Dataset excerpts
"""

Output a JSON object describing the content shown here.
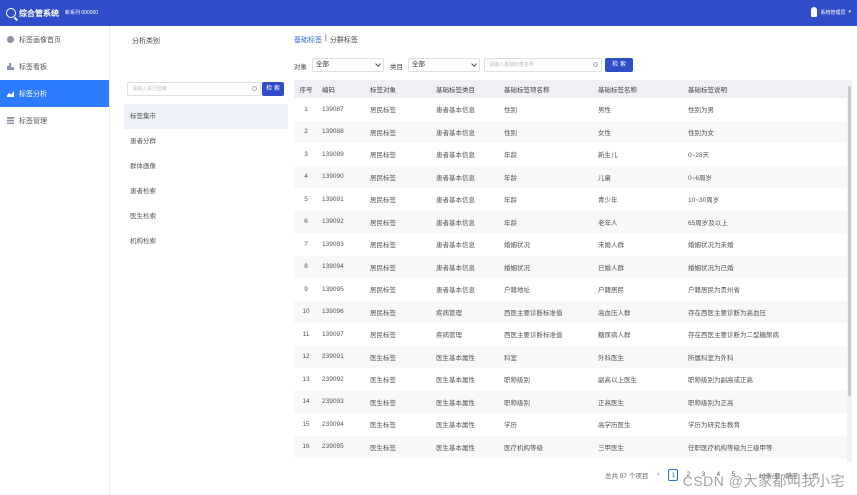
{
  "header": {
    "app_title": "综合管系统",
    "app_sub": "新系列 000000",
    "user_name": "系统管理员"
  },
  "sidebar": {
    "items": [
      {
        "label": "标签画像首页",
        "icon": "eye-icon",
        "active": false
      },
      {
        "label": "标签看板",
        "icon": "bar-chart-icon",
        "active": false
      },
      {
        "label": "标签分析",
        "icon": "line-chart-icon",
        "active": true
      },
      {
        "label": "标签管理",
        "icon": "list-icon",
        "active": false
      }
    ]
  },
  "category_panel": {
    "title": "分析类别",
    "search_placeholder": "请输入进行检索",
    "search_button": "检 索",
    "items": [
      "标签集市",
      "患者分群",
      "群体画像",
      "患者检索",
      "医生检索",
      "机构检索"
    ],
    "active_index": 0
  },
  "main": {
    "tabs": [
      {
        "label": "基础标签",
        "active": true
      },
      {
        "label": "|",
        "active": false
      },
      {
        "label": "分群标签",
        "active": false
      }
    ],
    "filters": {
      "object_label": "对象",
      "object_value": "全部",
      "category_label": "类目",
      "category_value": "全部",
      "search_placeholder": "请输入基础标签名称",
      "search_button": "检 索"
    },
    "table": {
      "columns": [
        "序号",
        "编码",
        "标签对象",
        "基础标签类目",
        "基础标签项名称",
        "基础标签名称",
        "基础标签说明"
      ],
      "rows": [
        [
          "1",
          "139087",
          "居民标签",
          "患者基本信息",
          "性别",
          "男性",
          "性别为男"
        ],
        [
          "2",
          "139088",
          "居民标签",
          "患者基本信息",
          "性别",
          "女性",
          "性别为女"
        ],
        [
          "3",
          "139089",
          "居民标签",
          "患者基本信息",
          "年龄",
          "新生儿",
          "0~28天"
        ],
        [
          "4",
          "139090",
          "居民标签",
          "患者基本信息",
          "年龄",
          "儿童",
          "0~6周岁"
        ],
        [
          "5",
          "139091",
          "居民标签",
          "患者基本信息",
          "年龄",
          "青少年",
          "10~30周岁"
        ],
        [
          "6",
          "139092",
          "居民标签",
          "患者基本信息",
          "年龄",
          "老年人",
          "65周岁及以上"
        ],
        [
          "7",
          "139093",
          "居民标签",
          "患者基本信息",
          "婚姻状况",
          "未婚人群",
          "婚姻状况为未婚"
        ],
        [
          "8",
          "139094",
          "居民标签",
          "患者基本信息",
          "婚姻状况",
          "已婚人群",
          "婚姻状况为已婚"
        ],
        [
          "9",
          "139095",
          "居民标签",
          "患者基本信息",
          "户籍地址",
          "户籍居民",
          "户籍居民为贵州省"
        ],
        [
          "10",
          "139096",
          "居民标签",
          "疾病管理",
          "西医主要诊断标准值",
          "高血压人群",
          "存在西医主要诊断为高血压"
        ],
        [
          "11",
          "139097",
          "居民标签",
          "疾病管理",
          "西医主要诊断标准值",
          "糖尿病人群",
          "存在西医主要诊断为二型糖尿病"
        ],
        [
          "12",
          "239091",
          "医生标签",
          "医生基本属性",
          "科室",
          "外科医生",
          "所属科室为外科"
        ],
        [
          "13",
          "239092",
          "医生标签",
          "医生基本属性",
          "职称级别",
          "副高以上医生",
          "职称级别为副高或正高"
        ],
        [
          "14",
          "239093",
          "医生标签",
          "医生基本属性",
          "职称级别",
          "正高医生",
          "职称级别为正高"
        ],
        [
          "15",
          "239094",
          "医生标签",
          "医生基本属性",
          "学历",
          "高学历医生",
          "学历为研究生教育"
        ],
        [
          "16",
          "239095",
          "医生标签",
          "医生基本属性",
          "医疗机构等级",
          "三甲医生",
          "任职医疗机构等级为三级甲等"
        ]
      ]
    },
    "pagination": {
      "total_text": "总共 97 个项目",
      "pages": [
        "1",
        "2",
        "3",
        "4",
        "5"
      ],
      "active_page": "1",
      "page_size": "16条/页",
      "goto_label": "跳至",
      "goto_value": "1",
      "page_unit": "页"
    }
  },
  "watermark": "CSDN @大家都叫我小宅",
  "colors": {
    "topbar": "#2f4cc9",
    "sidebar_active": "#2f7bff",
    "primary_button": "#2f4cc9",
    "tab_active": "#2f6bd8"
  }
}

"""
"""

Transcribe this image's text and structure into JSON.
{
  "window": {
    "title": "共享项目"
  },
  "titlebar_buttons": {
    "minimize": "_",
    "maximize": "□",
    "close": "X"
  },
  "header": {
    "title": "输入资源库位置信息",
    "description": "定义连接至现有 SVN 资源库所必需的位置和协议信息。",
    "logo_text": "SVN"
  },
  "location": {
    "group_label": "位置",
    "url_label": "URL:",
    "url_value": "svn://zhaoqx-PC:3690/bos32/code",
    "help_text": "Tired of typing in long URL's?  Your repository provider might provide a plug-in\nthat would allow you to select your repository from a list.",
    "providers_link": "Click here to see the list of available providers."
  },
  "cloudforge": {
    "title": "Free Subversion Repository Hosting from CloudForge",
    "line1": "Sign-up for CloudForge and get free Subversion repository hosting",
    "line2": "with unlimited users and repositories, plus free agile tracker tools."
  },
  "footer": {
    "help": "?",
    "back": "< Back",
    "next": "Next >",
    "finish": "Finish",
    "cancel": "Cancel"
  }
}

"""
"""

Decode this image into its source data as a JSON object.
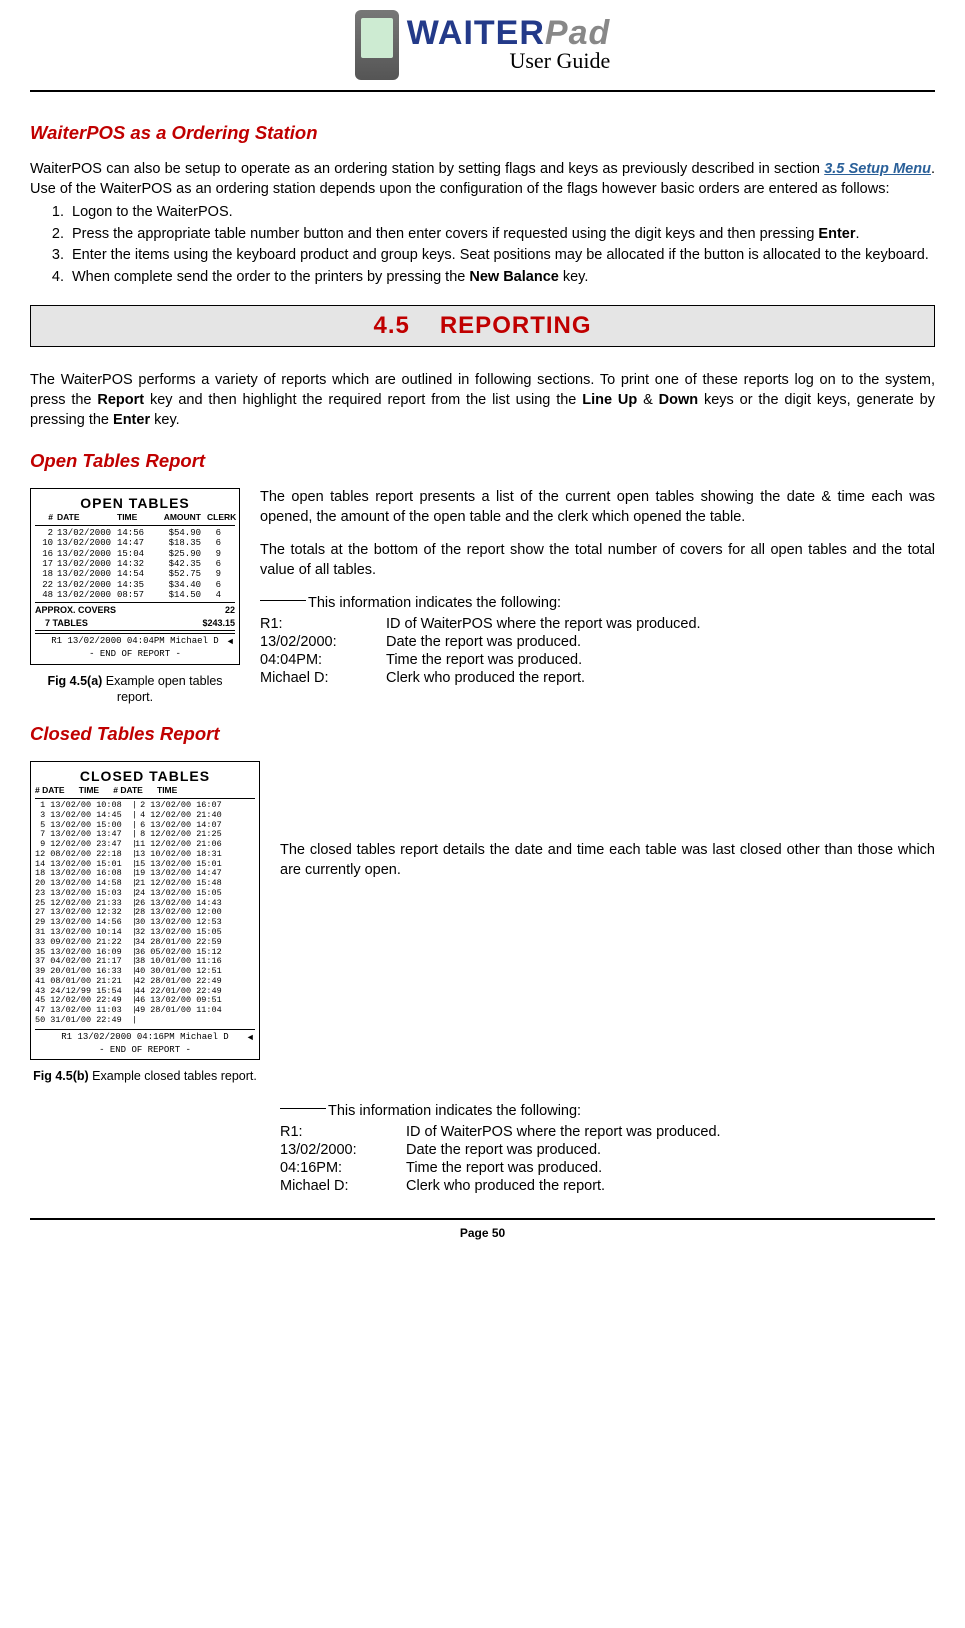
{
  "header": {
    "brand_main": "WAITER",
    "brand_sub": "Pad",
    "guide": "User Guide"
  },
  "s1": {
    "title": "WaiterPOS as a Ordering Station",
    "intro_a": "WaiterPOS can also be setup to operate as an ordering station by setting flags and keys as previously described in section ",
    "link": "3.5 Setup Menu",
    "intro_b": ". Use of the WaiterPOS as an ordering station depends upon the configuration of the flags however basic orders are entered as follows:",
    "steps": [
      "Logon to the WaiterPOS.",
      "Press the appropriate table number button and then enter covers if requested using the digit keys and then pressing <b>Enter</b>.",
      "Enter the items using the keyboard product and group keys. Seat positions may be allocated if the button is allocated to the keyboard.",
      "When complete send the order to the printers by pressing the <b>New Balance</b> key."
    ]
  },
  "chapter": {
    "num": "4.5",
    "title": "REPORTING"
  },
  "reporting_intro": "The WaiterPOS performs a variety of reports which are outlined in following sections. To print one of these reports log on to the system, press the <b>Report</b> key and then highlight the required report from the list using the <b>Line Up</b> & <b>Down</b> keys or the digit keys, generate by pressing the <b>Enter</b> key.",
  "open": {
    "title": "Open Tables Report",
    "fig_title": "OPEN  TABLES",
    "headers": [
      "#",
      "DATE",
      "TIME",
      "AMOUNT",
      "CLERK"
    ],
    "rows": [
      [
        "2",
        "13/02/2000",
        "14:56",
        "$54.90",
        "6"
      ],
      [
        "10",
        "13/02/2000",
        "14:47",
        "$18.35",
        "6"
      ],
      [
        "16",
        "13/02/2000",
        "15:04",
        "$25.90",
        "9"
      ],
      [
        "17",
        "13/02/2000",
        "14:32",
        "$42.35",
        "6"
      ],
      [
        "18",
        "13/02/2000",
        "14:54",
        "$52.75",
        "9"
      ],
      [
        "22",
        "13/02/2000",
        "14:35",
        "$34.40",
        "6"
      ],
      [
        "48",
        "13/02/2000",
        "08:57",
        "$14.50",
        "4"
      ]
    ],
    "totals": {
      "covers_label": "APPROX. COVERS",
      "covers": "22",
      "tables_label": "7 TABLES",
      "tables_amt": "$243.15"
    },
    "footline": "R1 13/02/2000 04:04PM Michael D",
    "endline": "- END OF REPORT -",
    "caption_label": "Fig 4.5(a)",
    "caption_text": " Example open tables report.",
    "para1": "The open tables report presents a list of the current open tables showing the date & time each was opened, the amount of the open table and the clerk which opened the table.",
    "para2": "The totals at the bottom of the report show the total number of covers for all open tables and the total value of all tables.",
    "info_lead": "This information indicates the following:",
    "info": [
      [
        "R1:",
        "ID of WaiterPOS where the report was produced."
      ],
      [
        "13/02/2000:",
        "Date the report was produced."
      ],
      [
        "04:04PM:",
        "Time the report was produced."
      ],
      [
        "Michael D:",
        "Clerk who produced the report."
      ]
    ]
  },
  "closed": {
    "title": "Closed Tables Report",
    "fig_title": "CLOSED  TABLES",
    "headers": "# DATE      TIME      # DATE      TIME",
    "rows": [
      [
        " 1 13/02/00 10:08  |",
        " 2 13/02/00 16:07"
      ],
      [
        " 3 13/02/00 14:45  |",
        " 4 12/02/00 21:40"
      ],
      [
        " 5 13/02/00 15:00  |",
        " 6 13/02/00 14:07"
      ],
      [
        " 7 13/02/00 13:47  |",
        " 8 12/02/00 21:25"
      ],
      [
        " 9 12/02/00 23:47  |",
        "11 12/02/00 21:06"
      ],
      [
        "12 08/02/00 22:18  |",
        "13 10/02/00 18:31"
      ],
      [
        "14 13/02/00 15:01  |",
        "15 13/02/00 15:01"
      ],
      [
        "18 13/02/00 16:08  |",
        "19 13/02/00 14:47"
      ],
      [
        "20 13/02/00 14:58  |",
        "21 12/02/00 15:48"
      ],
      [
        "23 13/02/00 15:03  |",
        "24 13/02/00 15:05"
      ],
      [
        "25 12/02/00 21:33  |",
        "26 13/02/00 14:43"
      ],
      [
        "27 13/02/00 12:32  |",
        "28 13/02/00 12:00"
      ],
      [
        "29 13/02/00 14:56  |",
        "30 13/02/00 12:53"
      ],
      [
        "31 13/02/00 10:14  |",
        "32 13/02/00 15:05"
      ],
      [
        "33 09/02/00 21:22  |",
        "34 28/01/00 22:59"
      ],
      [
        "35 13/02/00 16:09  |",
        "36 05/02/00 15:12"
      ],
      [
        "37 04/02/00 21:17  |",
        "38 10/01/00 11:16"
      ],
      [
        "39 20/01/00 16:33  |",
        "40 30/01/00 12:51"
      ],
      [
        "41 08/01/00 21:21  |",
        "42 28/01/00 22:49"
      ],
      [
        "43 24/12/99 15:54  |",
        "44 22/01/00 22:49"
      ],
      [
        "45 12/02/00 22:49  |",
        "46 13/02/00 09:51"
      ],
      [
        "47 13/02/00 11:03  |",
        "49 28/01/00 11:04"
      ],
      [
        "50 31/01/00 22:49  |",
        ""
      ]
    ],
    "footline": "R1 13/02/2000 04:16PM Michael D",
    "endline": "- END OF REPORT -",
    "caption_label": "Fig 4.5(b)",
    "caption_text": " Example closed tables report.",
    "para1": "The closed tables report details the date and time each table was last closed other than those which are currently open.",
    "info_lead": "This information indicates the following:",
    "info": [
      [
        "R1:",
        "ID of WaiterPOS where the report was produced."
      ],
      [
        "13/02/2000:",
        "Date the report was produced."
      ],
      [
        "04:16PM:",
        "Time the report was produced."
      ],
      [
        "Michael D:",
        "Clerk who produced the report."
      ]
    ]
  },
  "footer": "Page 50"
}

"""

* Set task
Tell how many lines hold the string "which", giving the number and nothing else.

* Written reply
3